— START OF Task material —
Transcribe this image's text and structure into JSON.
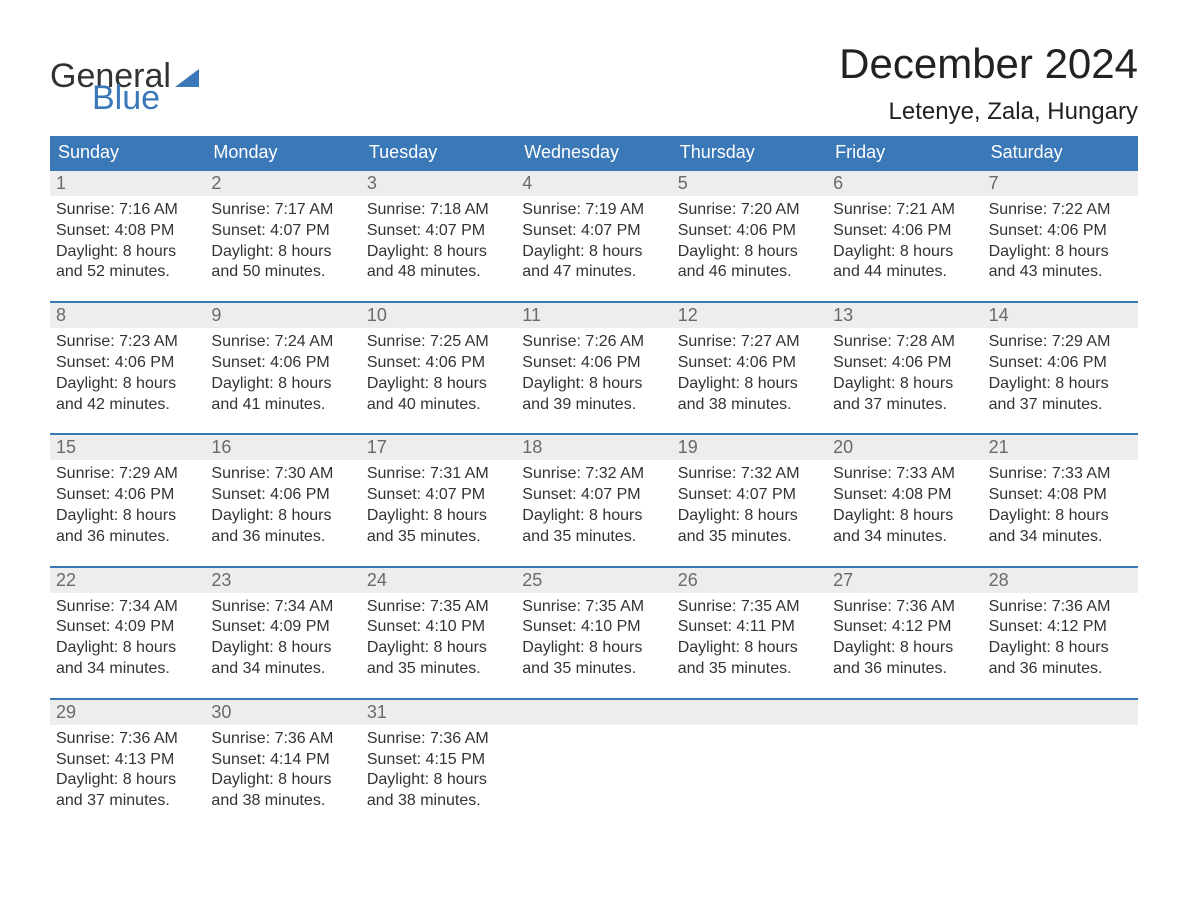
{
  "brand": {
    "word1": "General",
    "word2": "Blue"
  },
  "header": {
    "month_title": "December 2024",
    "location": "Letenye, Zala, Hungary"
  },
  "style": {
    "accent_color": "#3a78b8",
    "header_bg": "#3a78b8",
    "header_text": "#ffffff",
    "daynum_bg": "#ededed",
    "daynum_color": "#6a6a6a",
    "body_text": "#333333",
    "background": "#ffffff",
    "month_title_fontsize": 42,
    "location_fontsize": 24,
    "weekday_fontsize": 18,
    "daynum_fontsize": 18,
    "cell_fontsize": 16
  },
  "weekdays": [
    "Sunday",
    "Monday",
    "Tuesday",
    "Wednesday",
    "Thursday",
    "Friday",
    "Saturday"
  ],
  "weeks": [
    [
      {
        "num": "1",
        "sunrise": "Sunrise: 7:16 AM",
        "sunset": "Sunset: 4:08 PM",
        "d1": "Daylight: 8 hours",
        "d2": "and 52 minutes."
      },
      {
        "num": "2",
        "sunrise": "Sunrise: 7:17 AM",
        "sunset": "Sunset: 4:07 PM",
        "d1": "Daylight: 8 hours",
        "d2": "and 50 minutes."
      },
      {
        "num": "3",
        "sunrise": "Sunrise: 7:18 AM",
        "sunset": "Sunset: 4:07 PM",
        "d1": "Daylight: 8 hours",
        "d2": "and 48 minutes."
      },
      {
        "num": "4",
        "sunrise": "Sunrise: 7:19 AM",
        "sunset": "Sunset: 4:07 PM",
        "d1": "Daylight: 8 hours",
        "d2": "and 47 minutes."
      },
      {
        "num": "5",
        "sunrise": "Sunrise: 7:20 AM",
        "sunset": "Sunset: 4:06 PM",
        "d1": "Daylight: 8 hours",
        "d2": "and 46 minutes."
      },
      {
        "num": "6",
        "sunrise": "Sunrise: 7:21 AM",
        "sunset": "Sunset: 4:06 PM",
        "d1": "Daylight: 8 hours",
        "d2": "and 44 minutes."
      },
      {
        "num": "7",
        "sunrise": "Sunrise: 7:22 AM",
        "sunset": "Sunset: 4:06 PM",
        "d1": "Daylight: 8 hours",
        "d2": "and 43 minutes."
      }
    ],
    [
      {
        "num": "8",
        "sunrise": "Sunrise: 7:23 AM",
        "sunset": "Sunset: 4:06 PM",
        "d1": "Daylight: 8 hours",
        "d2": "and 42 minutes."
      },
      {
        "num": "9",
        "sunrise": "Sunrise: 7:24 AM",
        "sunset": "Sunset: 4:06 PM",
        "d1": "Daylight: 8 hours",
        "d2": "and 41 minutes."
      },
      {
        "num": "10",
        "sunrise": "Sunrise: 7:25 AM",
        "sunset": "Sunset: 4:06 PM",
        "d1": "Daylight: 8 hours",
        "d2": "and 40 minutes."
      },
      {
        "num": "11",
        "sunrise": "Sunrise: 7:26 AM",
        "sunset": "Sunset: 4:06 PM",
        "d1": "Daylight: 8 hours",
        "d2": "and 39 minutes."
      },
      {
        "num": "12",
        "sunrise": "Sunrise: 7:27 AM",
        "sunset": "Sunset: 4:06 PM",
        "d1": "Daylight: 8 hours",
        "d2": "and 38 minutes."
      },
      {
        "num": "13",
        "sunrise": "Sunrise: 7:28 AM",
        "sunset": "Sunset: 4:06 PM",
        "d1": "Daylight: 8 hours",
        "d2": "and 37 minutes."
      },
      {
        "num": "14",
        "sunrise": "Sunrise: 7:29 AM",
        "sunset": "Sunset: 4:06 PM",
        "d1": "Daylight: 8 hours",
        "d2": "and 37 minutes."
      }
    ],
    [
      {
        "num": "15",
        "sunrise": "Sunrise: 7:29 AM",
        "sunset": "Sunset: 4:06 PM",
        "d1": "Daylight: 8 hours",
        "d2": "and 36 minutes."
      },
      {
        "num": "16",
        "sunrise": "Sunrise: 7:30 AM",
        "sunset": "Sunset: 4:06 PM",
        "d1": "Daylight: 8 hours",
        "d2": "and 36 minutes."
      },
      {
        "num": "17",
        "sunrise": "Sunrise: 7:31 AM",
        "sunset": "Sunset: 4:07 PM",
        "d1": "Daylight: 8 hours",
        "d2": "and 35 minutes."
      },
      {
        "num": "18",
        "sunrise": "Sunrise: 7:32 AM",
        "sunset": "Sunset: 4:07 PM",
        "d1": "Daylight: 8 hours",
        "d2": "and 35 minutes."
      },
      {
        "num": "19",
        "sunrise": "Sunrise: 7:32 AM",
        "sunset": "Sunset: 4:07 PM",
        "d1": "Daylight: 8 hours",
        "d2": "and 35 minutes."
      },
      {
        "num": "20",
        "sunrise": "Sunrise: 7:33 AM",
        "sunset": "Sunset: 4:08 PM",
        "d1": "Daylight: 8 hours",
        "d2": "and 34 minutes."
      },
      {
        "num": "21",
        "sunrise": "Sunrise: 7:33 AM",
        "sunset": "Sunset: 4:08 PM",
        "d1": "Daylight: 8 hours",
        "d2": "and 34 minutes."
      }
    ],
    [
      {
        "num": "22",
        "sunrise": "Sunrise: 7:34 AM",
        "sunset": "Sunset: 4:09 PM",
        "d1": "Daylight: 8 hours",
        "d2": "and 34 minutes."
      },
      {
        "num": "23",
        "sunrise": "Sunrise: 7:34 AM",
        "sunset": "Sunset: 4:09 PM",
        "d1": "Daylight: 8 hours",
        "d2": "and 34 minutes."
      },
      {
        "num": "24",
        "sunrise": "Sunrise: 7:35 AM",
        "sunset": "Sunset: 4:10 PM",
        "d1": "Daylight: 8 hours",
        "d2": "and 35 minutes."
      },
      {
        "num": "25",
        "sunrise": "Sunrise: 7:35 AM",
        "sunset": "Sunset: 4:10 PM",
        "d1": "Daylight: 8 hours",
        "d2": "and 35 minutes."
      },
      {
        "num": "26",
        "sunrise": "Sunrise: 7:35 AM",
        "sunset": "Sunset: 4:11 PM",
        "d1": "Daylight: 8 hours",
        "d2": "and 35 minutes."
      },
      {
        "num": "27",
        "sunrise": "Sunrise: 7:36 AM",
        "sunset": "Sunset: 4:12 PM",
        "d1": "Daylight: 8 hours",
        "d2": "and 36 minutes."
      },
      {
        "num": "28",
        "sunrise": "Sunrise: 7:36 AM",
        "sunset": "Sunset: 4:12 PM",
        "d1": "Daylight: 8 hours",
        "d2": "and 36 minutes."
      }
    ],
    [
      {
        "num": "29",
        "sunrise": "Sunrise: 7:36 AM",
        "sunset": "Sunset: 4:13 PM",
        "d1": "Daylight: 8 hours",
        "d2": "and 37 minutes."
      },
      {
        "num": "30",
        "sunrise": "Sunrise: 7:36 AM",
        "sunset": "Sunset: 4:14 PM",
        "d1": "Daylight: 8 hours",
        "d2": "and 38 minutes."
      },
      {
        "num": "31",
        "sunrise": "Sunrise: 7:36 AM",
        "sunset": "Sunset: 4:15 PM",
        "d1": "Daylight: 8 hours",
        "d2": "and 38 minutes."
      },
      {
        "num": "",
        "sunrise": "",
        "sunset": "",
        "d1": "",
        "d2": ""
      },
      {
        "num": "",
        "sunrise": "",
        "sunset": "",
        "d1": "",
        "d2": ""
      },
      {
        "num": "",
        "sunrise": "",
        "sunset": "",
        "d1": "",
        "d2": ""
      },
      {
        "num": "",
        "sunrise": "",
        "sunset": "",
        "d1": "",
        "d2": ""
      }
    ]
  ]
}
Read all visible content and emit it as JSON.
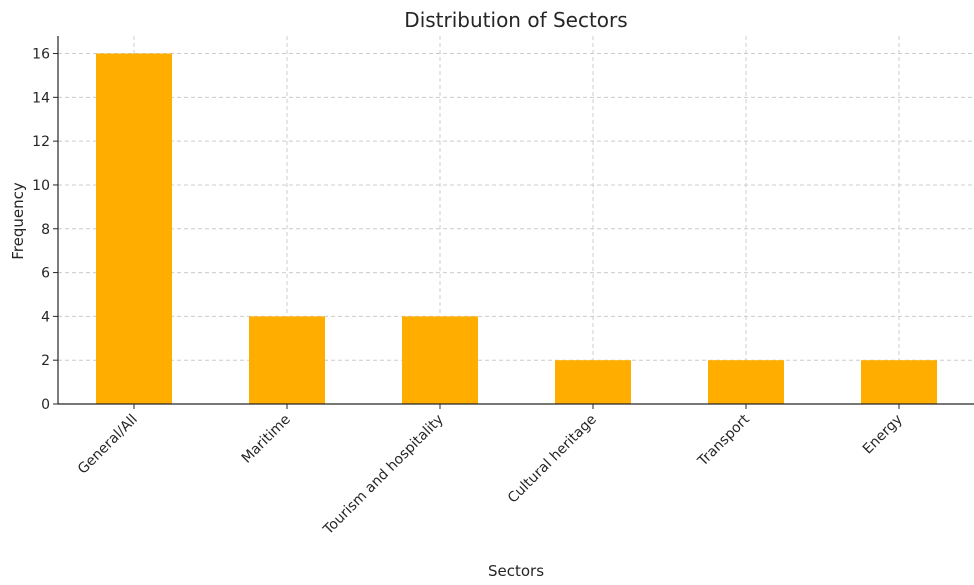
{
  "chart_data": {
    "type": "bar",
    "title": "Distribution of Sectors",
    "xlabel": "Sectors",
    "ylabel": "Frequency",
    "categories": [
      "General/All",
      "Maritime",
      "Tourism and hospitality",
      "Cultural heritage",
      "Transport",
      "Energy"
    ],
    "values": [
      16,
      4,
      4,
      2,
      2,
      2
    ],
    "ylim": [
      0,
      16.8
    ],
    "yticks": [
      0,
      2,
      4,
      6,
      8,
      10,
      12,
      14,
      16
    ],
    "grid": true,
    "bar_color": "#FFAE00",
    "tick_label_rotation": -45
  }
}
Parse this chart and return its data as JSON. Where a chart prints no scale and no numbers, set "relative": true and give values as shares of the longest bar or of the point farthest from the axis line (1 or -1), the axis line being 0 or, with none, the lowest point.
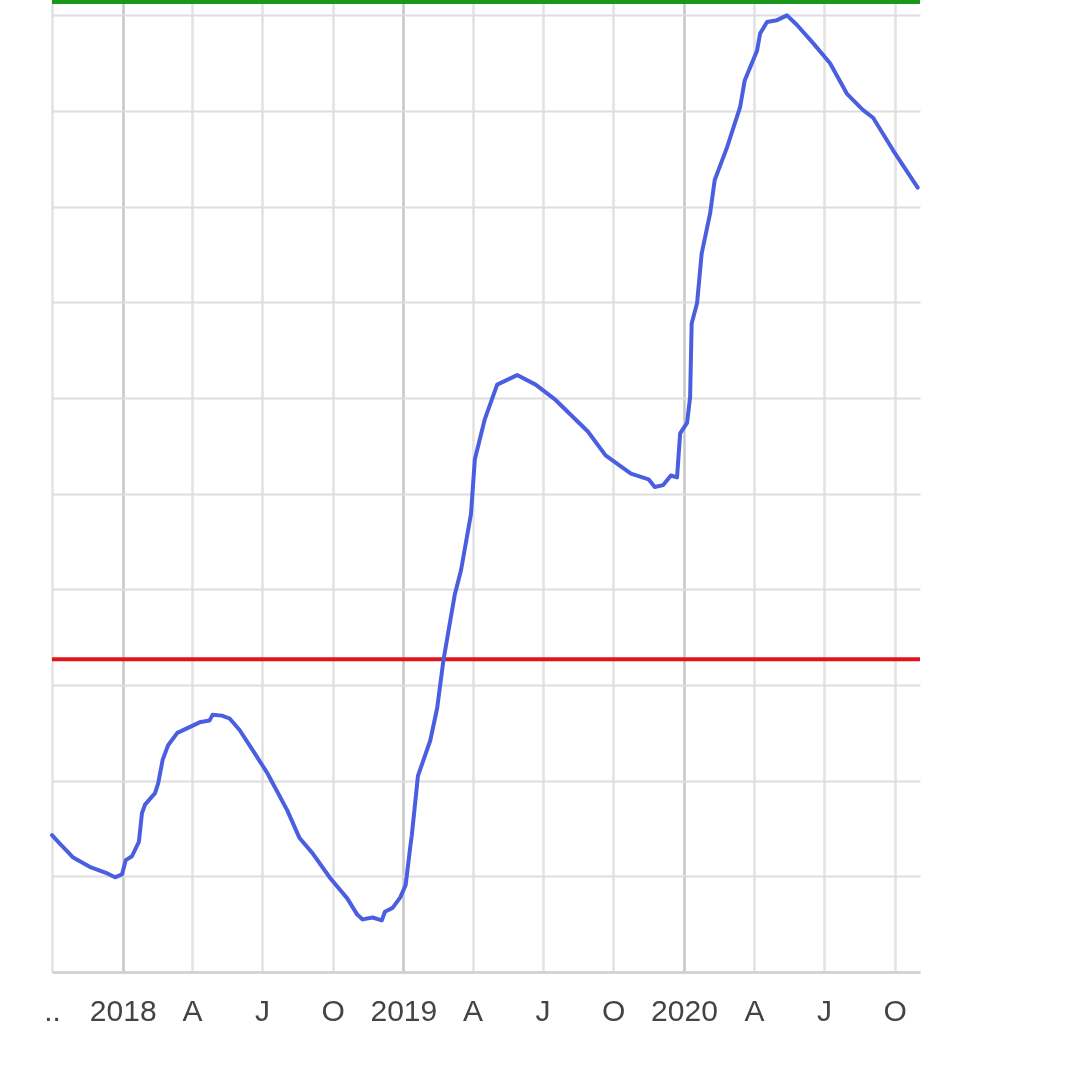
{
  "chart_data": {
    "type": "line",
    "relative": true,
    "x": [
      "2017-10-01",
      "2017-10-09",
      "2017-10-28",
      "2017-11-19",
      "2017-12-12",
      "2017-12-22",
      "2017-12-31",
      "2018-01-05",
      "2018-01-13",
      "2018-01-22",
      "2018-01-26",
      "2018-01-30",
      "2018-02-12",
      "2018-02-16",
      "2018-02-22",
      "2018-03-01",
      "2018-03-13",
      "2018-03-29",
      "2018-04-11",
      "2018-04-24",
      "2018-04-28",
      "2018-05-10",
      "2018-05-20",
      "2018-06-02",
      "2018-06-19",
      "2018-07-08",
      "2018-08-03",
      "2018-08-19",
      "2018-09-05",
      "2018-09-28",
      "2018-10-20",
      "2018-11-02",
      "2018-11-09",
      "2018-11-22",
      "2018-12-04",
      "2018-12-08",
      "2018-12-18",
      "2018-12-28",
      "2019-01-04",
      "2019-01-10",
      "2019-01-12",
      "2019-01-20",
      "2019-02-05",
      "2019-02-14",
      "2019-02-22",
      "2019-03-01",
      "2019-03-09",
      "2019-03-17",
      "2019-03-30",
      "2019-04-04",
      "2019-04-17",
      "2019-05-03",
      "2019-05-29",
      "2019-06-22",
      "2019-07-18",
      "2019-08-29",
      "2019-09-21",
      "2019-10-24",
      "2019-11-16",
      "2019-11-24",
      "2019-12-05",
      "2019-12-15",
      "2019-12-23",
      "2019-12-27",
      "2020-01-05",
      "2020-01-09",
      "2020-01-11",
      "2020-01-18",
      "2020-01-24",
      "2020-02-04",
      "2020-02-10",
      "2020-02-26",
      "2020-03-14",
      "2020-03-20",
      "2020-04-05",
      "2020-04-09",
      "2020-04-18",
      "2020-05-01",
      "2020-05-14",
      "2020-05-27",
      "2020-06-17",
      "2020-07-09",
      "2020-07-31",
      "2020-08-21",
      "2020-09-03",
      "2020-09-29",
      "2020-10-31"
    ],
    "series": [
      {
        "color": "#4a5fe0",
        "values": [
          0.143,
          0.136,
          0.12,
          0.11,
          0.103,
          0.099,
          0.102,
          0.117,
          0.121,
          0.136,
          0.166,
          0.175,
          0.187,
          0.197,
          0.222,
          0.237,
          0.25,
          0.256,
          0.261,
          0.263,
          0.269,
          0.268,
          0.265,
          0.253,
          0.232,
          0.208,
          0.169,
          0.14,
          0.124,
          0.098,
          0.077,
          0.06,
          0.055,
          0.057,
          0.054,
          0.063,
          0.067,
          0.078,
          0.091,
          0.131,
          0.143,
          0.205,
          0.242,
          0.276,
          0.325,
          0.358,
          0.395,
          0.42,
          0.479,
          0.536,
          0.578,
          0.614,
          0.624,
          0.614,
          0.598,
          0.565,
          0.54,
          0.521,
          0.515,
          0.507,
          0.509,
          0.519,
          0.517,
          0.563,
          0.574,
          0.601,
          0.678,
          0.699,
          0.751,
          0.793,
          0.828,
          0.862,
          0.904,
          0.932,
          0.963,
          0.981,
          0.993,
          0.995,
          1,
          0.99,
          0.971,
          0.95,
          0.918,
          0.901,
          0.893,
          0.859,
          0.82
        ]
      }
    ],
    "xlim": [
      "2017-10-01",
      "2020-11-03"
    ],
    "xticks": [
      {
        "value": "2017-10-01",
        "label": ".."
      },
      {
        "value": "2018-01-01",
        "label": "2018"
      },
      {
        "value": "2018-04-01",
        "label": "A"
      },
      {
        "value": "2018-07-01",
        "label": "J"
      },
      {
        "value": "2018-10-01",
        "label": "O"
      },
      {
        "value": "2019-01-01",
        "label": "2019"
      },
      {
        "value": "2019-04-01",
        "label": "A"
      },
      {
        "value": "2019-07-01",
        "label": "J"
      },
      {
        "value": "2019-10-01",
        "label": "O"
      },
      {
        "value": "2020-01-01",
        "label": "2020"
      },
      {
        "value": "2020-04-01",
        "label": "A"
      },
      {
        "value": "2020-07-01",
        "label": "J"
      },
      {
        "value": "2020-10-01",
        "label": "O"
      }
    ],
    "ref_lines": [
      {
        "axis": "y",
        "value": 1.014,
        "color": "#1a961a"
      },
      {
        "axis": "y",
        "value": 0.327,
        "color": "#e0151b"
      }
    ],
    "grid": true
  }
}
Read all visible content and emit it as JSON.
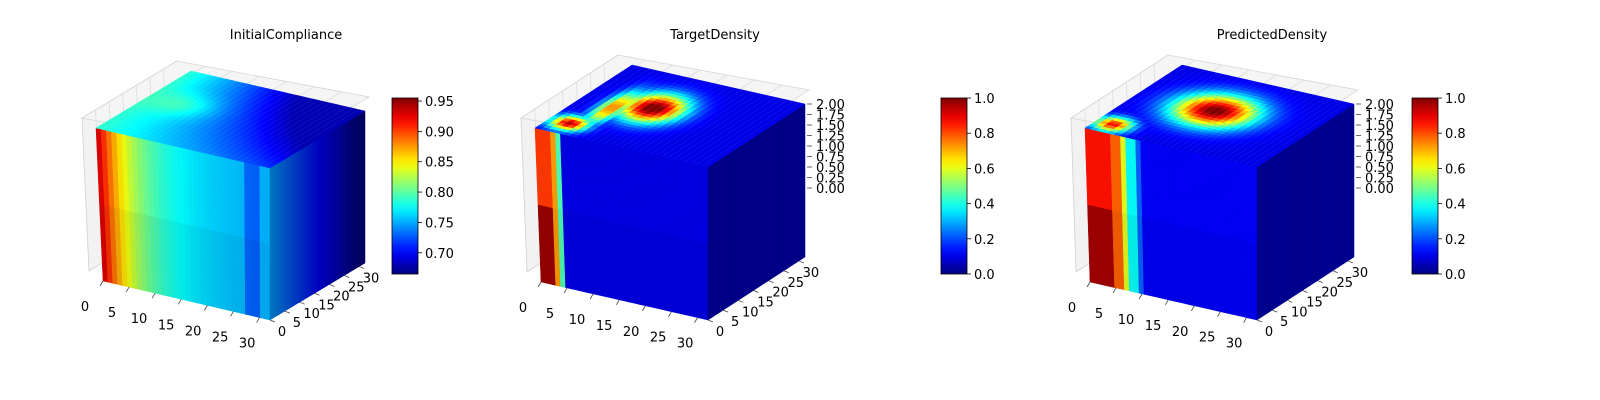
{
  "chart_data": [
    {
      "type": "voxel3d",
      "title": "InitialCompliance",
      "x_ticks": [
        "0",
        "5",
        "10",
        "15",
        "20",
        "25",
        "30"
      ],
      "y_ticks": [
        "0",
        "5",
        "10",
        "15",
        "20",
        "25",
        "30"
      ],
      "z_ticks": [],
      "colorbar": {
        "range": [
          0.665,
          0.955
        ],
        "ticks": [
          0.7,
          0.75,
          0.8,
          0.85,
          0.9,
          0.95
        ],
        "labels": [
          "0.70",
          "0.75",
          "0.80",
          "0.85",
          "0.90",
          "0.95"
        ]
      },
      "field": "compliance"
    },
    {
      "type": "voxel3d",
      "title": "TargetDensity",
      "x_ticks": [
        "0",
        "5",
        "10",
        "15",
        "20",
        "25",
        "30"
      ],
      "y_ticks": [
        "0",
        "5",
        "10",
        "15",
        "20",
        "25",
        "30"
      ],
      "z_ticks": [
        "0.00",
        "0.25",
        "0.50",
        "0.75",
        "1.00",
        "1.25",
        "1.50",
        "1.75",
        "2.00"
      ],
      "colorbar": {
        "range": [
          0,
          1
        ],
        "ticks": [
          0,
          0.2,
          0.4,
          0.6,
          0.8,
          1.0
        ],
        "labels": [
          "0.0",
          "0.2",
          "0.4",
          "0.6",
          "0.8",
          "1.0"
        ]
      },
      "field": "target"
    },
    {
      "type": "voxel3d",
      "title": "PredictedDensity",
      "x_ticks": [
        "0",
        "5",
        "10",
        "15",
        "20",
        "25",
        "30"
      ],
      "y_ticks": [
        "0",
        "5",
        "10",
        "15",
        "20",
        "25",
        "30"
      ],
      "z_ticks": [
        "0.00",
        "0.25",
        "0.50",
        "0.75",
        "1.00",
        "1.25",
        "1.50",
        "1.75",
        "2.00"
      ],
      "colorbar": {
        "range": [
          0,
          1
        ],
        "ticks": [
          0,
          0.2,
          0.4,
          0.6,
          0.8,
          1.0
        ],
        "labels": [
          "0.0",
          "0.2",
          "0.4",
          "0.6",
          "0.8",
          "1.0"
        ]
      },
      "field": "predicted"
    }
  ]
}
— END OF Task material —
Exercise instructions:
Find the string "relative" in the entries above and return each line that holds it.

Exercise output:
Parse this chart and return its data as JSON. Where a chart prints no scale and no numbers, set "relative": true and give values as shares of the longest bar or of the point farthest from the axis line (1 or -1), the axis line being 0 or, with none, the lowest point.
    "relative": true,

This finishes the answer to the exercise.